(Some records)
----

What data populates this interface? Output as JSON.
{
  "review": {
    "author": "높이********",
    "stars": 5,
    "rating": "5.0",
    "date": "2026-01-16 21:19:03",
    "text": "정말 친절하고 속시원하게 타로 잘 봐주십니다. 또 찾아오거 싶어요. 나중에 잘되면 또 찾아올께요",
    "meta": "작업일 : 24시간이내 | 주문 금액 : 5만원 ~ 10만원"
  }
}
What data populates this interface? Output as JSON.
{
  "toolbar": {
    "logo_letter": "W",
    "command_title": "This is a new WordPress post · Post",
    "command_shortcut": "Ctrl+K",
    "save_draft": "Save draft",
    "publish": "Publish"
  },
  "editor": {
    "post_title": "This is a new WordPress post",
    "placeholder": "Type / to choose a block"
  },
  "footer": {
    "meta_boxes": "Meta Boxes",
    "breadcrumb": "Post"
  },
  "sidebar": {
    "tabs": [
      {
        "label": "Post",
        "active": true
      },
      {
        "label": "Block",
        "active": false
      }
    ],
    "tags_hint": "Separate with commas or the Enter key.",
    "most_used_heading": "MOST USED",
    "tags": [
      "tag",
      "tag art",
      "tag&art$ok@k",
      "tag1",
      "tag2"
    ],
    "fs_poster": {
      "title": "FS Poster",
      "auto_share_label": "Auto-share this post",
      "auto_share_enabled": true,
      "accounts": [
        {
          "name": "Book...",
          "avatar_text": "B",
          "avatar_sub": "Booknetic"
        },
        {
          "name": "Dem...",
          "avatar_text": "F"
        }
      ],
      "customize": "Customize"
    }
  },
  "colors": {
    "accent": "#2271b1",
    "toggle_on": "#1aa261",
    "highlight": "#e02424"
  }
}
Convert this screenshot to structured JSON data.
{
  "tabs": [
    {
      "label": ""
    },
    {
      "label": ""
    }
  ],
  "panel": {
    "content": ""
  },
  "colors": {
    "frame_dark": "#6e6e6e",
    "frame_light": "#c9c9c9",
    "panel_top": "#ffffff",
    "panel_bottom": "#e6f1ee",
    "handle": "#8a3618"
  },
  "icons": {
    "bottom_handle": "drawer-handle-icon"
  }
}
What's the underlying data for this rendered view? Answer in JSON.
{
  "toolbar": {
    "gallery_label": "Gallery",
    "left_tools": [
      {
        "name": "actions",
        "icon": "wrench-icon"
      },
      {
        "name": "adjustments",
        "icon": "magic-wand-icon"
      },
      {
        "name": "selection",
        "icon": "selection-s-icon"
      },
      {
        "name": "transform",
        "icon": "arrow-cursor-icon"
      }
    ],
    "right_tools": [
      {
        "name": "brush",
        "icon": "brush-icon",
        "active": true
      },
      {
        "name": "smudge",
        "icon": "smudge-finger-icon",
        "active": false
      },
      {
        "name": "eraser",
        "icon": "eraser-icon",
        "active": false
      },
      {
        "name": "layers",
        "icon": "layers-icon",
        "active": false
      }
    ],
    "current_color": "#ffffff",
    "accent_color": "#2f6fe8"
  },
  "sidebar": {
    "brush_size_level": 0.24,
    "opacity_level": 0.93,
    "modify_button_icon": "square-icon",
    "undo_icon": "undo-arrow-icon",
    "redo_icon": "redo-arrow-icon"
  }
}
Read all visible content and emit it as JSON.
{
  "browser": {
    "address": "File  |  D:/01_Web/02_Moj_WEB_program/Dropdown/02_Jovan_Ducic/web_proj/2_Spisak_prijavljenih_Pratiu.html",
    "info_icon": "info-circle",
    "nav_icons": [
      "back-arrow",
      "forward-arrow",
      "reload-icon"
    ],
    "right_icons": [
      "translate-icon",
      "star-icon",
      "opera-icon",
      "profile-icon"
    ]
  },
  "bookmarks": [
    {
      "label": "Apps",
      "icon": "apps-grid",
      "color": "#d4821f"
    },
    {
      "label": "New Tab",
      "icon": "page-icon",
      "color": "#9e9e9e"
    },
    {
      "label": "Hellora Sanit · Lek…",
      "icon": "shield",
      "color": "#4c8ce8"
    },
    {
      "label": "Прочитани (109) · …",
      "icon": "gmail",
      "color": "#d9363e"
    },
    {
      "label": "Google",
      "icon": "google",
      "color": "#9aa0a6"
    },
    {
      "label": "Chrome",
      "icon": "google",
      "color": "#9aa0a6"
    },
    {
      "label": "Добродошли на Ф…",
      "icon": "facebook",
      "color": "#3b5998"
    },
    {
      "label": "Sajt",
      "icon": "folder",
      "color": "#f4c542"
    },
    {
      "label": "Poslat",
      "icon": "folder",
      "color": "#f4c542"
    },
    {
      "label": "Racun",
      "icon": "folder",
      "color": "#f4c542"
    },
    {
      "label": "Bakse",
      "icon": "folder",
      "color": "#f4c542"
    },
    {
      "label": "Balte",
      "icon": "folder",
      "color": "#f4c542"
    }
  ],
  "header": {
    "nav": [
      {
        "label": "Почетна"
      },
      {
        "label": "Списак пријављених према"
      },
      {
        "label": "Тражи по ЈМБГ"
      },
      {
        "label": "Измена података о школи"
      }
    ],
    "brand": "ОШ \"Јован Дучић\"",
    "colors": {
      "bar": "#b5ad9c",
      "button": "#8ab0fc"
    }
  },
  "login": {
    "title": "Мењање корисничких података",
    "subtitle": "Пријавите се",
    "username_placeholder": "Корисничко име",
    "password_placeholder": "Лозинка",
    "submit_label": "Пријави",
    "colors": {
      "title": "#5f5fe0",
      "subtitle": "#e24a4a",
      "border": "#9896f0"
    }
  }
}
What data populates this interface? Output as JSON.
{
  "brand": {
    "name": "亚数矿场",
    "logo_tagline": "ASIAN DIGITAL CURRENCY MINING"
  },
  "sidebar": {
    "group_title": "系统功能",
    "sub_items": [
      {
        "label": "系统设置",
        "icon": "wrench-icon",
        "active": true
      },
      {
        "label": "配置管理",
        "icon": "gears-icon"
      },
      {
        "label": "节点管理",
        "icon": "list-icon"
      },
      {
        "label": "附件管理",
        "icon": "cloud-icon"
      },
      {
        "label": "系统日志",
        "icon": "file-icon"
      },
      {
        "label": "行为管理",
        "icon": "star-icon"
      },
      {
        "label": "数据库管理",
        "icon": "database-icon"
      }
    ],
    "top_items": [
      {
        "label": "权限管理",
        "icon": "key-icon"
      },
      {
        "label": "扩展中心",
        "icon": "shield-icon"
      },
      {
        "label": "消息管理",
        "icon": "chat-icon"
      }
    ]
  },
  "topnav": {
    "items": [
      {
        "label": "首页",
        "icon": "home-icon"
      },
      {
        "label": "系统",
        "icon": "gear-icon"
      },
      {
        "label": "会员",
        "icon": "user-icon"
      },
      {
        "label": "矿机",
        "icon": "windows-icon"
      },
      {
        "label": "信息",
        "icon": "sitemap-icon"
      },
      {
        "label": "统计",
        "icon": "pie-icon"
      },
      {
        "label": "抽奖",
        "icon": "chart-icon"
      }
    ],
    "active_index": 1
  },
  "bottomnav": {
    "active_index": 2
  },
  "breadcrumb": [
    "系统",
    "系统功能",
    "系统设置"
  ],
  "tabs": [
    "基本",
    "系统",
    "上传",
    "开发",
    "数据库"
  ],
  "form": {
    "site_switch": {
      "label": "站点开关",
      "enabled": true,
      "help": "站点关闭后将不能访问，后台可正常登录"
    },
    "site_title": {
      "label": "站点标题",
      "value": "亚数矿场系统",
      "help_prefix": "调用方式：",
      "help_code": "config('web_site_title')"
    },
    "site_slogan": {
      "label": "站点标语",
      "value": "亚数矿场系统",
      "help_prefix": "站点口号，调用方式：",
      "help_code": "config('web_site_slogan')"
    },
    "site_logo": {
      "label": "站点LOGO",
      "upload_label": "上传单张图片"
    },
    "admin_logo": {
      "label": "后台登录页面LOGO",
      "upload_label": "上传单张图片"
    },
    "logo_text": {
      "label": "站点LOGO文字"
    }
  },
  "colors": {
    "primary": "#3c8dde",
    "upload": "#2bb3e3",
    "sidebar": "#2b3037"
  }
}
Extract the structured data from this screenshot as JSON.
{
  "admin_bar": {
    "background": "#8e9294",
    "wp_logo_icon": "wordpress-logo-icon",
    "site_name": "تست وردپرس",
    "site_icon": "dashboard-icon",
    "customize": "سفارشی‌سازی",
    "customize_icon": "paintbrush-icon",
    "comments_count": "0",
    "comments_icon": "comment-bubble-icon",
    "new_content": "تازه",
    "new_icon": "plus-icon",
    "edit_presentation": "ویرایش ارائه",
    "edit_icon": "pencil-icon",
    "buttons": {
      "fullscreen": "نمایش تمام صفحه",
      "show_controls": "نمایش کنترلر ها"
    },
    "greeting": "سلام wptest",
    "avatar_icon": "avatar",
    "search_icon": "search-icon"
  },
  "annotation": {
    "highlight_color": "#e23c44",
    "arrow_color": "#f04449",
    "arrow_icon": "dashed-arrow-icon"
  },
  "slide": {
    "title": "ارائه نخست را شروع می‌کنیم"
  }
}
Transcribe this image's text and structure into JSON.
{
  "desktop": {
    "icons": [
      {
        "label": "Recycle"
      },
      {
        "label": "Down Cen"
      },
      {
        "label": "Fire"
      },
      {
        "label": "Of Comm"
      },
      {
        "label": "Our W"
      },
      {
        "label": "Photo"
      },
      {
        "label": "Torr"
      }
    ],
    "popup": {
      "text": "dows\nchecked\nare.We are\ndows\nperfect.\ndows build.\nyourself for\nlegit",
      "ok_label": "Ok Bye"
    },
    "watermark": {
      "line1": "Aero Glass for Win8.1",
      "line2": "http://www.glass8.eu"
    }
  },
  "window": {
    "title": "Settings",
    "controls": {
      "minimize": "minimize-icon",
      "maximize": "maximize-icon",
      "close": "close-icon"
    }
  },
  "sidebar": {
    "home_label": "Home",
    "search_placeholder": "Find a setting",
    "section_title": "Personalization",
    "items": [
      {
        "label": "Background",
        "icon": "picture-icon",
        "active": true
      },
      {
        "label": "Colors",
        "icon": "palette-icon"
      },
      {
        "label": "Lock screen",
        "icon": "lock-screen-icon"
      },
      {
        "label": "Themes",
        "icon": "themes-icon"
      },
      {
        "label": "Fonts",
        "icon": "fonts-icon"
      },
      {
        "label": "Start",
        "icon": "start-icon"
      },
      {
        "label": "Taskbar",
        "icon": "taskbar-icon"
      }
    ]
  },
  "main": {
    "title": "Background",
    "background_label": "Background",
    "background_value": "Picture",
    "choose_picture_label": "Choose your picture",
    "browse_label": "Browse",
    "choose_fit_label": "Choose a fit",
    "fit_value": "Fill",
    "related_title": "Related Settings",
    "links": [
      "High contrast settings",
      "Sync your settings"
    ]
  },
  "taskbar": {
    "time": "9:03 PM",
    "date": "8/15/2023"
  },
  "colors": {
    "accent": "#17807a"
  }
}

----

Scan the material line by line and report each one that contains "handle".

    "handle": "#8a3618"
    "bottom_handle": "drawer-handle-icon"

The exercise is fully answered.